[Challenge] Search the material for the word "responses" and copy each line that holds it.

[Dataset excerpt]
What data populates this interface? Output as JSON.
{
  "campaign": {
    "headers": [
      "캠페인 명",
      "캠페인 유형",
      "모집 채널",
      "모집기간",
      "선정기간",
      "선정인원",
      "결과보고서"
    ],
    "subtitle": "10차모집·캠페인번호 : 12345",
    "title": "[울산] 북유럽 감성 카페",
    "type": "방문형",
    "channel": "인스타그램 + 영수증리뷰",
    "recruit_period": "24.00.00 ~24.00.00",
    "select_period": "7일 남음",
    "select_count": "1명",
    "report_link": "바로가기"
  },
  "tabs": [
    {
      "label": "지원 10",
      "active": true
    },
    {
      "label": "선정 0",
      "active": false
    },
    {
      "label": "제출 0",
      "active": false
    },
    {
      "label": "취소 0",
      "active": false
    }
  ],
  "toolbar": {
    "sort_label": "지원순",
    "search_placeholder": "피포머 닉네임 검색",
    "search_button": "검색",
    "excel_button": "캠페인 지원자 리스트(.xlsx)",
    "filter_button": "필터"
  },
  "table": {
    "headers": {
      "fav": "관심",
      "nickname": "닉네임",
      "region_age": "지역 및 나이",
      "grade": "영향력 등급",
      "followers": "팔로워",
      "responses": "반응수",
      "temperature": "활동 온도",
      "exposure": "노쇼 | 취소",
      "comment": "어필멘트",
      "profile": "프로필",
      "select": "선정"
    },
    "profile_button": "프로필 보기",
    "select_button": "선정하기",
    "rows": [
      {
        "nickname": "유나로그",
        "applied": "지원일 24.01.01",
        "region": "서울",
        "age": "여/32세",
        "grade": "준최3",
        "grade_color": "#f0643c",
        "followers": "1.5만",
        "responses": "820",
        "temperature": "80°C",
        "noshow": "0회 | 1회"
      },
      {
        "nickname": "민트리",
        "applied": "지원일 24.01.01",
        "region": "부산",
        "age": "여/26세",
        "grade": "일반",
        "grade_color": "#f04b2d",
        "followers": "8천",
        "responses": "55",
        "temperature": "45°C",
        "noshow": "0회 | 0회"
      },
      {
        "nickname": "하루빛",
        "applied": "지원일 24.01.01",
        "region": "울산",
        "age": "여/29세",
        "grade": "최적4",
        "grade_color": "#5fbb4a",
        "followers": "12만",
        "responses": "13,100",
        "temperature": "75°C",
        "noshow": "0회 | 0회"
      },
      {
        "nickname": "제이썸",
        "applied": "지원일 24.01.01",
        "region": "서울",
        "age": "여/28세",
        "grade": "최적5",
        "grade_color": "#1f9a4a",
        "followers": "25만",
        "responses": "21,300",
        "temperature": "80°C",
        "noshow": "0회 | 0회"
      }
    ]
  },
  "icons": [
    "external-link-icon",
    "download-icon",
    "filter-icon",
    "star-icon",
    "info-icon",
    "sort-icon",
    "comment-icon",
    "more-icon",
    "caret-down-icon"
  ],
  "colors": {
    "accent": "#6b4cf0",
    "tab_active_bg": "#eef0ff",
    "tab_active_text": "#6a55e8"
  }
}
==
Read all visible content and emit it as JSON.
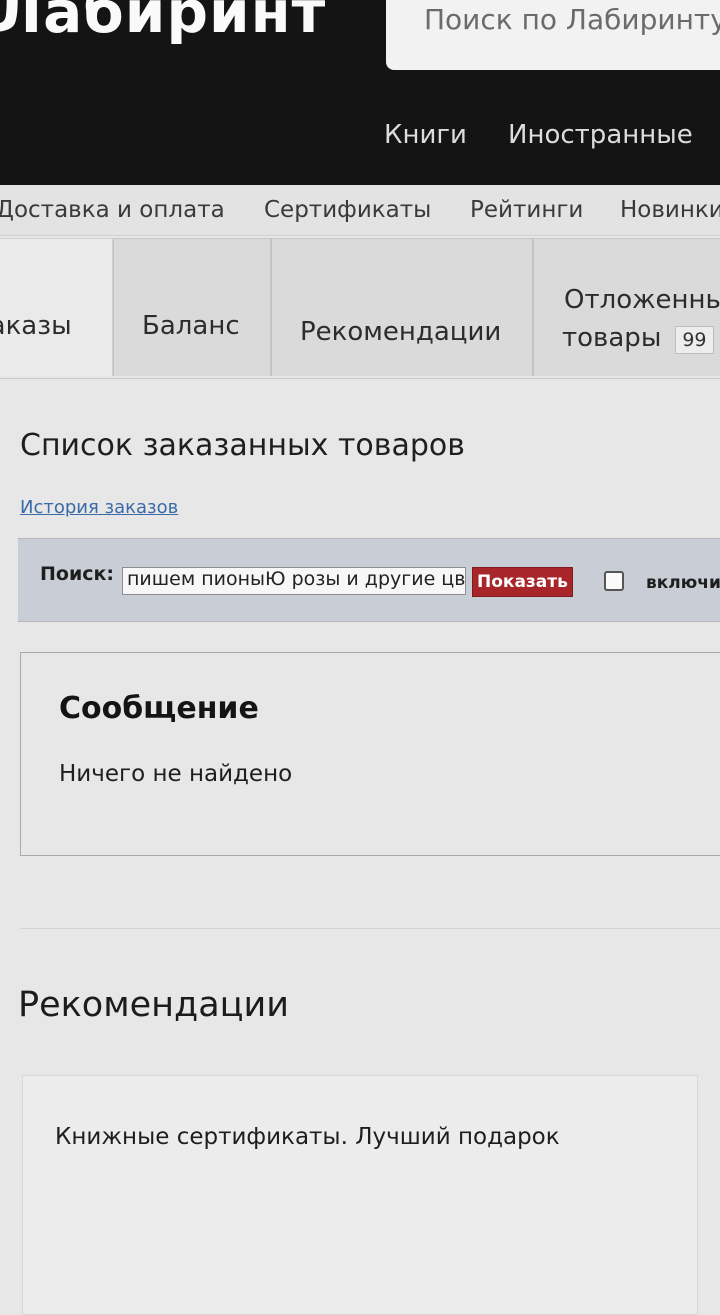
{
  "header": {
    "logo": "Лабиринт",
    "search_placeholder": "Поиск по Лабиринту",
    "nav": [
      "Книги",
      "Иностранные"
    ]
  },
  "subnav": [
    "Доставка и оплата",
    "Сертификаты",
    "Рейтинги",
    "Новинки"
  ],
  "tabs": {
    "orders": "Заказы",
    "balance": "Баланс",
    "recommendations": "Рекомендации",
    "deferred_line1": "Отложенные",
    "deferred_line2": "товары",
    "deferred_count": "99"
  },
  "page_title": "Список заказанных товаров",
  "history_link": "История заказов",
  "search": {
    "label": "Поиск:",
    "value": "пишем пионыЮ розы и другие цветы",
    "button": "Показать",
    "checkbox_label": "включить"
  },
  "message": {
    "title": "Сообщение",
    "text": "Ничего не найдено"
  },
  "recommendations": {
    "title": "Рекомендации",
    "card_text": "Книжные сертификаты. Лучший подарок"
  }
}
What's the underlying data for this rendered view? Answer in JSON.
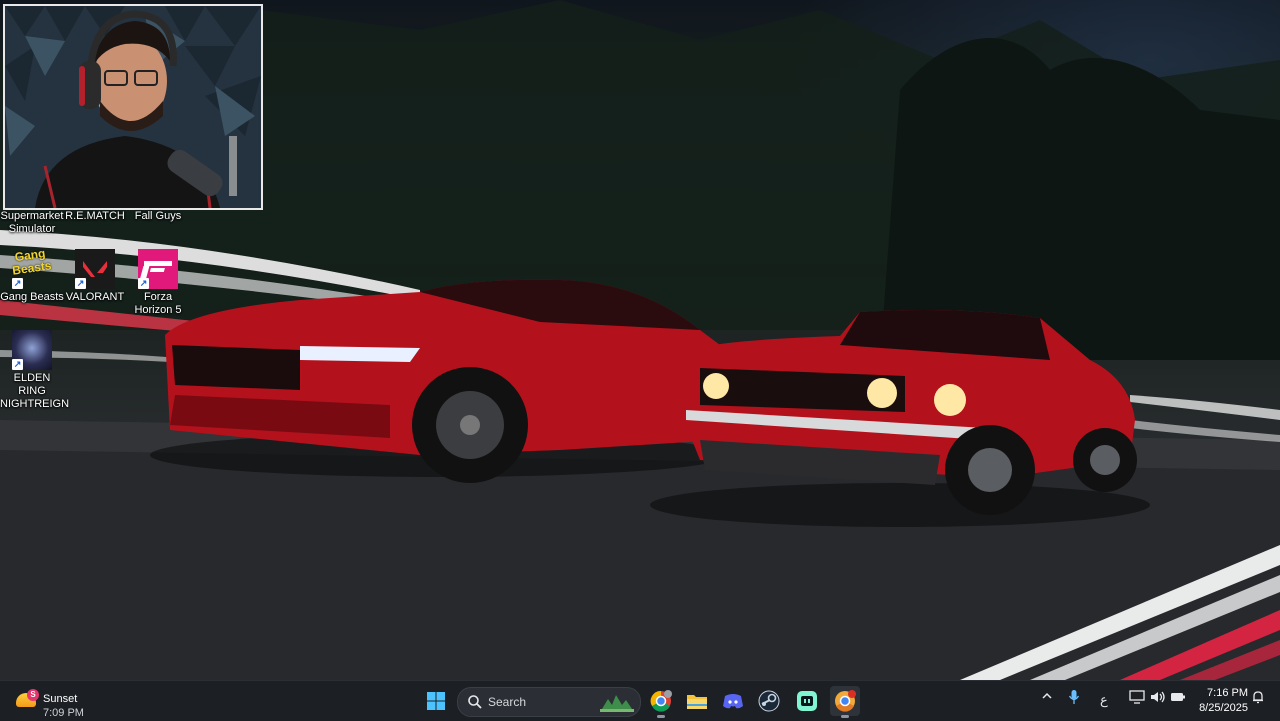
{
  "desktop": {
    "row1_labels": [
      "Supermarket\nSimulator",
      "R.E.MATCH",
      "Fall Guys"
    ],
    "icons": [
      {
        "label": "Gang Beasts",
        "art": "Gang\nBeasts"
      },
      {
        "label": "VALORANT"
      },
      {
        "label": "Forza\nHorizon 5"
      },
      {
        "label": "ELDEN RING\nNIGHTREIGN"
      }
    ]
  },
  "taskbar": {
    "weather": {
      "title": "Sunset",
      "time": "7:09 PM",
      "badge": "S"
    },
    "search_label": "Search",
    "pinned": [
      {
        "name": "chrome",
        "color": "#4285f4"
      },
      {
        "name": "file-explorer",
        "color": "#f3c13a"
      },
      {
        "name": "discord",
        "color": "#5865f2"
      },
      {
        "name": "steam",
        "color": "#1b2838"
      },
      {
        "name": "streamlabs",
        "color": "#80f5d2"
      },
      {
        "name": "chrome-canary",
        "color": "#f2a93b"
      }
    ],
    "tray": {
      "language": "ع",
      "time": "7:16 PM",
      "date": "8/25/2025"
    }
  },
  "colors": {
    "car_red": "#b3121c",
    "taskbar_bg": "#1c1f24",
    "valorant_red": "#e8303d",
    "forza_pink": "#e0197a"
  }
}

[Full response]
      "responses": "반응수",
        "responses": "820",
        "responses": "55",
        "responses": "13,100",
        "responses": "21,300",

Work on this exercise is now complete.